> **Exercise objective**
In the listing that follows, count each line where the word "title" appears; write nothing but the count.

> **Provided records**
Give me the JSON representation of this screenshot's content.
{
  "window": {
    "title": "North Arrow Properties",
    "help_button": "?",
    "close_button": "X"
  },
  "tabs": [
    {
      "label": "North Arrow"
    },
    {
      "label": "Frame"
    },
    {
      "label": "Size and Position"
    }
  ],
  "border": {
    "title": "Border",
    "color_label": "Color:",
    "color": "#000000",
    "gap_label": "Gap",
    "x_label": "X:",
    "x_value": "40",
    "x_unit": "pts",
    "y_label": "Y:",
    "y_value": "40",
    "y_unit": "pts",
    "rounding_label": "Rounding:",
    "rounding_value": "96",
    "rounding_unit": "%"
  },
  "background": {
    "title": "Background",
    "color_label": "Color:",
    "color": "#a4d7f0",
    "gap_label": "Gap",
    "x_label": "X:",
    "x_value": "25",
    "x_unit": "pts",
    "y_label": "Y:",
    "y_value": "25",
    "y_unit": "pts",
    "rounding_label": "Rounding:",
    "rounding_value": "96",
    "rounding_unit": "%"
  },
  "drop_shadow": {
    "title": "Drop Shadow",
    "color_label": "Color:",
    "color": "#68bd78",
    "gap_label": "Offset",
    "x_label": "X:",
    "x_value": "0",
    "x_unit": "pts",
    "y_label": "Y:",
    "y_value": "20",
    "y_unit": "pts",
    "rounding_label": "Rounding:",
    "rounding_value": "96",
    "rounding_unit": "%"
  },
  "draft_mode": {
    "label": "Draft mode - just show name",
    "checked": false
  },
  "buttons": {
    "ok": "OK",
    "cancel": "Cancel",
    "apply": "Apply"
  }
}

> **Worked answer**
4